• TO BE DONE
Filter out everything except lines holding "Output".

## BEGIN DATASET RECORDS

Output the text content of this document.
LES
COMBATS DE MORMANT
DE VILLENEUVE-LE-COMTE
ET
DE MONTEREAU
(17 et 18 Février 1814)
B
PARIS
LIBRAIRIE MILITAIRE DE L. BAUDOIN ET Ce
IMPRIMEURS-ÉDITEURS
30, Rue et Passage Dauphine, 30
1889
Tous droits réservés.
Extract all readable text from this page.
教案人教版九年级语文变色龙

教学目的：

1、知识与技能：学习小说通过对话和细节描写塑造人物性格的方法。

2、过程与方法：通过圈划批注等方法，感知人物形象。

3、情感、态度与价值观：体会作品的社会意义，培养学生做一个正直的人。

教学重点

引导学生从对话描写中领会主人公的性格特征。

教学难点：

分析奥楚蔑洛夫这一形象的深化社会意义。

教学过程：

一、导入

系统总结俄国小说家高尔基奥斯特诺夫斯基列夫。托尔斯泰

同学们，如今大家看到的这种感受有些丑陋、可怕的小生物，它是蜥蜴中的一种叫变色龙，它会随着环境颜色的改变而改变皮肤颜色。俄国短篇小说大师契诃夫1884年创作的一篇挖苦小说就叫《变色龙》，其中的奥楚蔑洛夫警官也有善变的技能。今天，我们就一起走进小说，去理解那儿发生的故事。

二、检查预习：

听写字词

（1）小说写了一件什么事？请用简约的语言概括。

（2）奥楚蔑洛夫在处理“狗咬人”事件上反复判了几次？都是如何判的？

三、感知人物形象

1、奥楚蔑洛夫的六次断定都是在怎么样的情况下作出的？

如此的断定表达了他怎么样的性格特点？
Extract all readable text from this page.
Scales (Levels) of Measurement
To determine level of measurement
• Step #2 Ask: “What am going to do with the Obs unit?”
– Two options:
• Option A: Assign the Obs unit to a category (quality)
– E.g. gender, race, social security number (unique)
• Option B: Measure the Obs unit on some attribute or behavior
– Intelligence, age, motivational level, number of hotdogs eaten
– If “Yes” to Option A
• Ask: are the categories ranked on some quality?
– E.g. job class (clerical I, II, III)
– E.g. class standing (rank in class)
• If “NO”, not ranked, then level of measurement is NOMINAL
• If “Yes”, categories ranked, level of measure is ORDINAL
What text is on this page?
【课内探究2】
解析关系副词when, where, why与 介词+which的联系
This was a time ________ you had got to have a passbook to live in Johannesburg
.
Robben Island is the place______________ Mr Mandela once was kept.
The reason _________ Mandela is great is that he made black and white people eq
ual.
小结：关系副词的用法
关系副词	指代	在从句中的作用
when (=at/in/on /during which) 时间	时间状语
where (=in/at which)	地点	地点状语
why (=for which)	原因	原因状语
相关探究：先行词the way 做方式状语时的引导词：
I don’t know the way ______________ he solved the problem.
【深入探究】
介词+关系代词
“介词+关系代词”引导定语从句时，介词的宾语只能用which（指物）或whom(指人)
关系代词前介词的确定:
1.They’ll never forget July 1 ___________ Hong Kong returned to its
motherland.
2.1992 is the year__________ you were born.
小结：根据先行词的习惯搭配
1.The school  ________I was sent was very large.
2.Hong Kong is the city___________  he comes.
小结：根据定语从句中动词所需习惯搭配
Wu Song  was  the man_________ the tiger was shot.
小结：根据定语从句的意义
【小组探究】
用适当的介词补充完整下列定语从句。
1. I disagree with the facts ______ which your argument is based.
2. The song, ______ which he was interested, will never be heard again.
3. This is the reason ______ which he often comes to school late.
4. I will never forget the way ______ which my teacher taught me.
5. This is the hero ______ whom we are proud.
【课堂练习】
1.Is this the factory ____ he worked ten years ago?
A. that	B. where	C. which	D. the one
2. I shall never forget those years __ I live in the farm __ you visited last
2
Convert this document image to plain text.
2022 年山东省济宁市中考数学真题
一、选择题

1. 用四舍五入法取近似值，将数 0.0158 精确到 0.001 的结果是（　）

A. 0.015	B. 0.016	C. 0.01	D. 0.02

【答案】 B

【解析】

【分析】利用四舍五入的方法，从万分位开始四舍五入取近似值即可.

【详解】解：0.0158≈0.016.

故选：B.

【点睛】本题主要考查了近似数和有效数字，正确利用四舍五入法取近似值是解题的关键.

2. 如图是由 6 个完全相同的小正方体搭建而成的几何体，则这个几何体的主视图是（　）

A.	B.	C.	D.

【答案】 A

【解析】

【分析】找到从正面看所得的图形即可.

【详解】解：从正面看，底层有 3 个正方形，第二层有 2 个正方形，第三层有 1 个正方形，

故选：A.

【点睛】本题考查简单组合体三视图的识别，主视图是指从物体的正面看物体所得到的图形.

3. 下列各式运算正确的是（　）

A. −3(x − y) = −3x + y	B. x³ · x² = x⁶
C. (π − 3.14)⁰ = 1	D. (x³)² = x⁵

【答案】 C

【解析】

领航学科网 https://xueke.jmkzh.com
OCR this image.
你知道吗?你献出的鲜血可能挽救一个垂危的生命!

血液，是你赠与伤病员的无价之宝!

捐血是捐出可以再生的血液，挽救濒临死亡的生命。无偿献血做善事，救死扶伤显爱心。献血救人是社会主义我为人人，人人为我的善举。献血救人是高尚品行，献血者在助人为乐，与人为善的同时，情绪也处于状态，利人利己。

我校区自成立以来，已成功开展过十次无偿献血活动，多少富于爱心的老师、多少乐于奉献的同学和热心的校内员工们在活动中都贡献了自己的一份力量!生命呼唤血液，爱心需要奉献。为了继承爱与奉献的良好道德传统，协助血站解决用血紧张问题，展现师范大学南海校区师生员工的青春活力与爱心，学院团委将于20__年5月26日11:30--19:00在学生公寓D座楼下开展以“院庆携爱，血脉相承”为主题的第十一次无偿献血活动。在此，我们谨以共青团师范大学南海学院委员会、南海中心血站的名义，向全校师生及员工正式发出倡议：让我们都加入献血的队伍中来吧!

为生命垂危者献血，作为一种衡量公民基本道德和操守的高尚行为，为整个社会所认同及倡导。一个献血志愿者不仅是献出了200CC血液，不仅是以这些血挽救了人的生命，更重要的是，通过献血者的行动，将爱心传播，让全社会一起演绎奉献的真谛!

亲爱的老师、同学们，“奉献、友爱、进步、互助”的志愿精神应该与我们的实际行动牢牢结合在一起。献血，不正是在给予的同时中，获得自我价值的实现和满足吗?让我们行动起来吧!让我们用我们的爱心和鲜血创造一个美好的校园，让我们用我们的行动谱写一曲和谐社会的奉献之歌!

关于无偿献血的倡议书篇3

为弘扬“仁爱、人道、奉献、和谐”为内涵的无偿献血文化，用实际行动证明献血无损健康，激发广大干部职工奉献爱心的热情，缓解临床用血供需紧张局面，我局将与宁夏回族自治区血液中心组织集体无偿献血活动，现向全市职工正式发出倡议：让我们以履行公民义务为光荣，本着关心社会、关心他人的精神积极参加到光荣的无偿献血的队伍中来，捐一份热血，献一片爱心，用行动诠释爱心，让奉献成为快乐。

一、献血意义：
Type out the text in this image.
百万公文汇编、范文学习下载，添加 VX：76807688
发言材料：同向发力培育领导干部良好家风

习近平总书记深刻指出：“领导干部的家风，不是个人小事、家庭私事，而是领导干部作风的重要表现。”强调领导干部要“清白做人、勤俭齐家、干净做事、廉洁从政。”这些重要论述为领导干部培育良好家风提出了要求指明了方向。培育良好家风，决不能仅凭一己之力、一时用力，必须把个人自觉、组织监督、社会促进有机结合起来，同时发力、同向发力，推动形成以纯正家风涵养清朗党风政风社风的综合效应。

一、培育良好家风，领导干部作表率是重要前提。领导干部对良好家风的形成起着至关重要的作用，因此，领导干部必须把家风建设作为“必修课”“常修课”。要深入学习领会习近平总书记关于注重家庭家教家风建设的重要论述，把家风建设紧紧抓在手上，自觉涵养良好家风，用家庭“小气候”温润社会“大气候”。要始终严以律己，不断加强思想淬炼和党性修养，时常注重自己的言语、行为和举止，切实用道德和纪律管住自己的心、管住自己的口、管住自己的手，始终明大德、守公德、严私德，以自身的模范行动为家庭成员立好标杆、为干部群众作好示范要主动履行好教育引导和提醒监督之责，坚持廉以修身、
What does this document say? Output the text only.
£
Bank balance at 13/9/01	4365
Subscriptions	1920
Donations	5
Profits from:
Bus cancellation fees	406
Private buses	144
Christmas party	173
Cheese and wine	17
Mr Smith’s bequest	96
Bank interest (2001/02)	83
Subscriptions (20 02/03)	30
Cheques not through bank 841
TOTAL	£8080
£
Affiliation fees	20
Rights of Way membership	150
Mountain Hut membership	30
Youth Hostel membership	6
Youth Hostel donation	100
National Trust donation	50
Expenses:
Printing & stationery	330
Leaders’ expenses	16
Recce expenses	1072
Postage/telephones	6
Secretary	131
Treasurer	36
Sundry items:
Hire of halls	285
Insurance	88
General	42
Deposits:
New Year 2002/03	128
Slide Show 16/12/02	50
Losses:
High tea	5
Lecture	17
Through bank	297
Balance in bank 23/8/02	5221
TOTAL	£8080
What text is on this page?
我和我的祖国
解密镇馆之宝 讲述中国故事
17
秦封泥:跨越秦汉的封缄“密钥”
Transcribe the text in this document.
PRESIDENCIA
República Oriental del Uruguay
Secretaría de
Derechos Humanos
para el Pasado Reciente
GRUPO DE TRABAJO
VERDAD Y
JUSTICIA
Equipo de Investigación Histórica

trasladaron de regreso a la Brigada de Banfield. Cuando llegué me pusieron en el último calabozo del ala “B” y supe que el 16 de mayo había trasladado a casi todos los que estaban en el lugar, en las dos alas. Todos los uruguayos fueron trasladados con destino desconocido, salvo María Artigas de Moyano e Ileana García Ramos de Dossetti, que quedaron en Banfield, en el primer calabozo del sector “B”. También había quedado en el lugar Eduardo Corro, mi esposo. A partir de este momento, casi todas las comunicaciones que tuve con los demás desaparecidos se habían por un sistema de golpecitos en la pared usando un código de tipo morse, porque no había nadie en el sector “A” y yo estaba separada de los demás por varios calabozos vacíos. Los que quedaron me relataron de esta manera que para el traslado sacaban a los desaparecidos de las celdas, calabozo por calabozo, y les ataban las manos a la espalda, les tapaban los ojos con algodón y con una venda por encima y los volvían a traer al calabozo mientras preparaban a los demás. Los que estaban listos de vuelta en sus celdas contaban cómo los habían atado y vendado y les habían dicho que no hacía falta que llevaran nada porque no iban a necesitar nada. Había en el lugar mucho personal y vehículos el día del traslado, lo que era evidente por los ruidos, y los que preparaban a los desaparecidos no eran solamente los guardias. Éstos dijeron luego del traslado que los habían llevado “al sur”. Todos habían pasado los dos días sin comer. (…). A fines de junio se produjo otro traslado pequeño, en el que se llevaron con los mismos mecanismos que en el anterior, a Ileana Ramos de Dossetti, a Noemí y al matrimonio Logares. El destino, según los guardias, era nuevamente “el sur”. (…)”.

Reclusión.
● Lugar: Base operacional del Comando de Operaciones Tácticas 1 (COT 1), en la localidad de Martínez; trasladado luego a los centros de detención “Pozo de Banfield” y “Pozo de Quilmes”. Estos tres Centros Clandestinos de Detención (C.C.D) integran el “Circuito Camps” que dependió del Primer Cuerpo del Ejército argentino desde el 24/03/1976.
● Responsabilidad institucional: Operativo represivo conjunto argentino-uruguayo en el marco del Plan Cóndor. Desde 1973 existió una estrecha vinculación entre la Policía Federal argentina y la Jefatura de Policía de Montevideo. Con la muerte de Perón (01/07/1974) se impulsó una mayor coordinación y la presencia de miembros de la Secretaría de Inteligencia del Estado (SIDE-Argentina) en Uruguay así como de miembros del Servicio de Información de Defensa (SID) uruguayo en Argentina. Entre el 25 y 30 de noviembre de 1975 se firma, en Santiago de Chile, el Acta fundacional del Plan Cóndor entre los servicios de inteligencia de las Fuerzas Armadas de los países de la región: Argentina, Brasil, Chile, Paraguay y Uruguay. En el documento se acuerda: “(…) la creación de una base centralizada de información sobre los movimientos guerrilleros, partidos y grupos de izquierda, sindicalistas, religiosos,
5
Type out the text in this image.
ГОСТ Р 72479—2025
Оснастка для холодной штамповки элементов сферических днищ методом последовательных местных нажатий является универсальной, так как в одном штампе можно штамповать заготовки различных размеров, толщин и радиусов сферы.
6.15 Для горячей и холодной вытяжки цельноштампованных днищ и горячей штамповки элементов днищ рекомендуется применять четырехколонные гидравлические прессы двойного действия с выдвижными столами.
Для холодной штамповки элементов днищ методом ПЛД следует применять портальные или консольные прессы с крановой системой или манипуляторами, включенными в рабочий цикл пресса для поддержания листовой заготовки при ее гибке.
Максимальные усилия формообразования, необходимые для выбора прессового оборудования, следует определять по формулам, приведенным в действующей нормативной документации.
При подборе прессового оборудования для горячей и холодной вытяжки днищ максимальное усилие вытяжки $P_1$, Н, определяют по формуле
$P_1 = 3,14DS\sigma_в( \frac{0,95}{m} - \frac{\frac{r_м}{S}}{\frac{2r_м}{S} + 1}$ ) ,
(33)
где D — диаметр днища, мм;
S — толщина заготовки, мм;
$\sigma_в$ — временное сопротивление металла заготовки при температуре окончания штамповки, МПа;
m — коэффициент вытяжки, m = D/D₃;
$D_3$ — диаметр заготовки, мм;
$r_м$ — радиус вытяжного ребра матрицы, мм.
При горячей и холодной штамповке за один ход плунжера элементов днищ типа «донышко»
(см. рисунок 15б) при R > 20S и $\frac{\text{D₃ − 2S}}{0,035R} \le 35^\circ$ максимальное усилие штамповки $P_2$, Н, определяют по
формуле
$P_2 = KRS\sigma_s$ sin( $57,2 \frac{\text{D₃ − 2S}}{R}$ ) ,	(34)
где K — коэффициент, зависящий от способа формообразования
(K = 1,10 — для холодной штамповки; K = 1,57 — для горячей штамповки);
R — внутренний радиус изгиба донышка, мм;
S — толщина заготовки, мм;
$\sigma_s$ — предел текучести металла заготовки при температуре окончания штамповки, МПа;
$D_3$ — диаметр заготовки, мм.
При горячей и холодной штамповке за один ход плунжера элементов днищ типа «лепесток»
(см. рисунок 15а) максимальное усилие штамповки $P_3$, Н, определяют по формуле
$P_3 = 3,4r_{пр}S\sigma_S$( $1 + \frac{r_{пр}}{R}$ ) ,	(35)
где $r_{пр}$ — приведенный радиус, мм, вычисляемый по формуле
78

## END DATASET RECORDS

• SOLUTION TO THE EXERCISE
Output the text content of this document.
What does this document say? Output the text only.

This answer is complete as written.